Wherever the word "page" shows up in a line, please copy that line.
** begin **
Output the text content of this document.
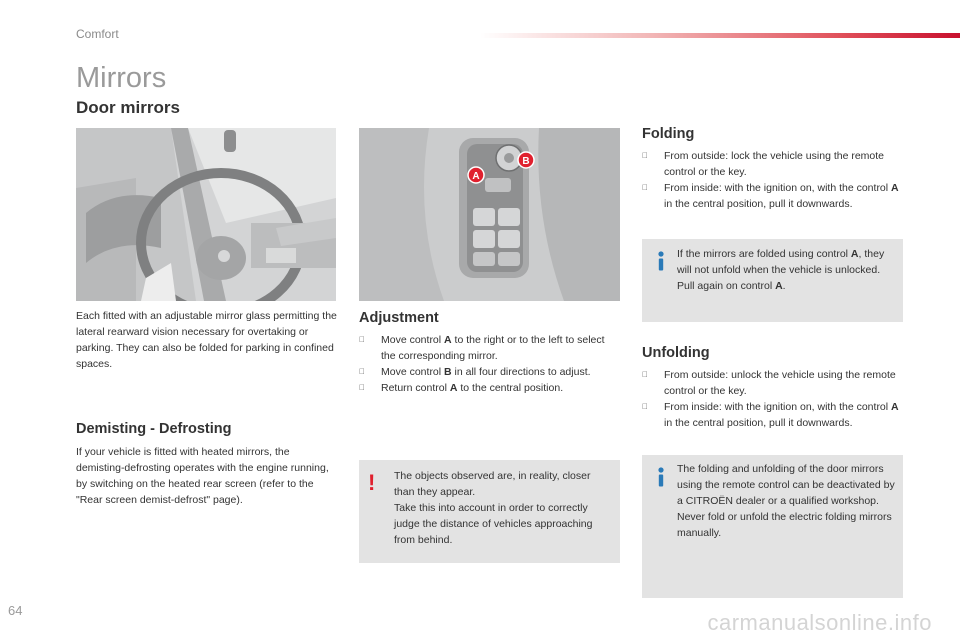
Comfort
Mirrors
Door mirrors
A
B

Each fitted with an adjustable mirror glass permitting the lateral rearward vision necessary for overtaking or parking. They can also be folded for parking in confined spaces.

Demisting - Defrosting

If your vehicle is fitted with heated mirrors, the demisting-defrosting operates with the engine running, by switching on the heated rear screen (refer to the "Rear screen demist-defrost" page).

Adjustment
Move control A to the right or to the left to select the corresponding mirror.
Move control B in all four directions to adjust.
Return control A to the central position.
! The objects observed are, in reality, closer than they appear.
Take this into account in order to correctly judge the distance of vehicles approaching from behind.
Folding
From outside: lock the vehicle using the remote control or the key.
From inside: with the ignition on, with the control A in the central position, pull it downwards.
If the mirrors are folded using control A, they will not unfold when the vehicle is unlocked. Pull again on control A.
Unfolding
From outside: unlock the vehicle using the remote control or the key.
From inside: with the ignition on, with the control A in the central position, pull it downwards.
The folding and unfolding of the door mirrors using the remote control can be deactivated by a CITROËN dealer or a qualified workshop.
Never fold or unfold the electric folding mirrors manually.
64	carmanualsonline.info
** end **
** begin **
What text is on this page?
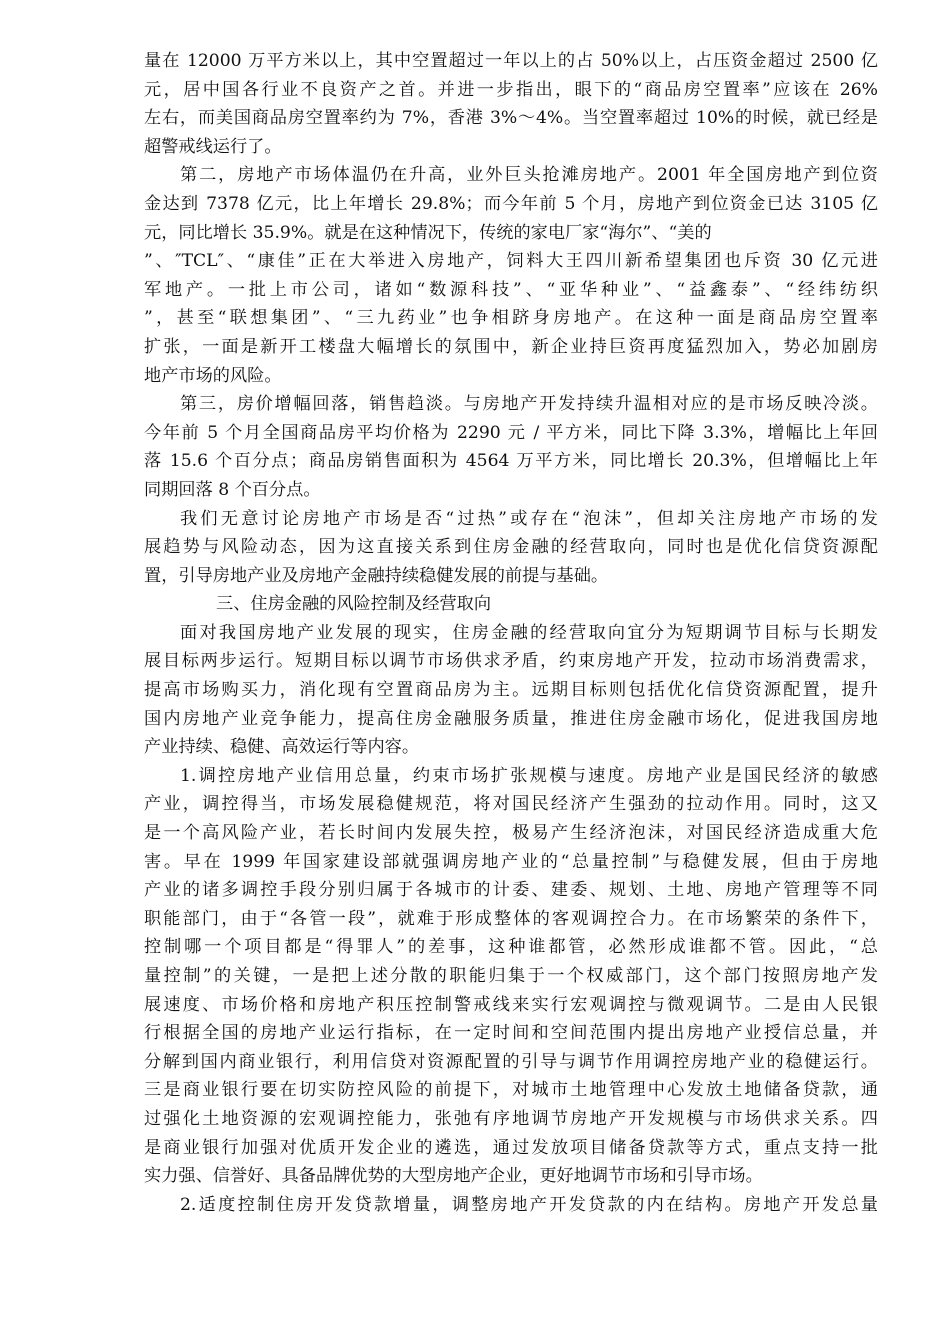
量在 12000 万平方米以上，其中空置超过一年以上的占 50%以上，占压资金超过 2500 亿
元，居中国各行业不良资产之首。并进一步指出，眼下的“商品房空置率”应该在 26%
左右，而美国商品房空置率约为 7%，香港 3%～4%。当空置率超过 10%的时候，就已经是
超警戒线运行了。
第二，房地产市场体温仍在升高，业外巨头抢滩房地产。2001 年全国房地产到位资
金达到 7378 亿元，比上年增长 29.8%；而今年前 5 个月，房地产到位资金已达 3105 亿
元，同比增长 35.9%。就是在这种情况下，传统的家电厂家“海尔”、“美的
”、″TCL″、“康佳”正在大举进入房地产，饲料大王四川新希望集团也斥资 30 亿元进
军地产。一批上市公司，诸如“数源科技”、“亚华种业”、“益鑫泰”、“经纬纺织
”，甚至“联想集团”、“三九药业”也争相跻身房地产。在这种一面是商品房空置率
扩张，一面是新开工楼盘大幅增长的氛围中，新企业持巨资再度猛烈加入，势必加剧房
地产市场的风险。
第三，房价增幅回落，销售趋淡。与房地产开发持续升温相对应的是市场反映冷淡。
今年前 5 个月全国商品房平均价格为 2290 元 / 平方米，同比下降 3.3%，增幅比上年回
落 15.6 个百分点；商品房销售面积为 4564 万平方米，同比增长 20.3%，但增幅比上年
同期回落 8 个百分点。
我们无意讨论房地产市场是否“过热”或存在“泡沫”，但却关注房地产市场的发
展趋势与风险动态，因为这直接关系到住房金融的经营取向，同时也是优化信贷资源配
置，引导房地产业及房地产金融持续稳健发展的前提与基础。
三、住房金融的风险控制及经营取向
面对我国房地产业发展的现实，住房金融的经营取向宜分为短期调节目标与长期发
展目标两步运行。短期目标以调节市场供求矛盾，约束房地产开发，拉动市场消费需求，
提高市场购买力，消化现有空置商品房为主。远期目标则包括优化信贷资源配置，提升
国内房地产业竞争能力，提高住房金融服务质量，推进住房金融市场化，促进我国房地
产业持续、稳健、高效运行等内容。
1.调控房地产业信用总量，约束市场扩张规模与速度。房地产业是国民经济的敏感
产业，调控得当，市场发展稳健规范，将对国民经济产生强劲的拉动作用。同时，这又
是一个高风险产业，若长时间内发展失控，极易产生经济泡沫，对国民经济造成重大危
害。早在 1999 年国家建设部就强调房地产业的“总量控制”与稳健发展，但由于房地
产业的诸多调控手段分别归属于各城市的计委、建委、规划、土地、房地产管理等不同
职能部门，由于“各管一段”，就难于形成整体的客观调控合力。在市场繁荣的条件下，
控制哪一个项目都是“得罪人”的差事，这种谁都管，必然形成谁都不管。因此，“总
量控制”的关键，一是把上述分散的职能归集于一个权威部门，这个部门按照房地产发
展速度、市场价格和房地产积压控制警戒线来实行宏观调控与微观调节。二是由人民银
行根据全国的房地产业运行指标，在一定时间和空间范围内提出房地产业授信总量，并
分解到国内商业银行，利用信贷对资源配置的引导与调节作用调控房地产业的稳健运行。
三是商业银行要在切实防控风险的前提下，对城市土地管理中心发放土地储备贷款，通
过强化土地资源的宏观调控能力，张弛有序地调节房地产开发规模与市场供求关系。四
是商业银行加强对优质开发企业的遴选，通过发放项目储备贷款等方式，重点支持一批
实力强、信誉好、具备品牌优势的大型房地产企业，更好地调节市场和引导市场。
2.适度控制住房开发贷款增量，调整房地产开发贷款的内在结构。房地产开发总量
** end **
### Task output:
If your vehicle is fitted with heated mirrors, the demisting-defrosting operates with the engine running, by switching on the heated rear screen (refer to the "Rear screen demist-defrost" page).
What text is on this page?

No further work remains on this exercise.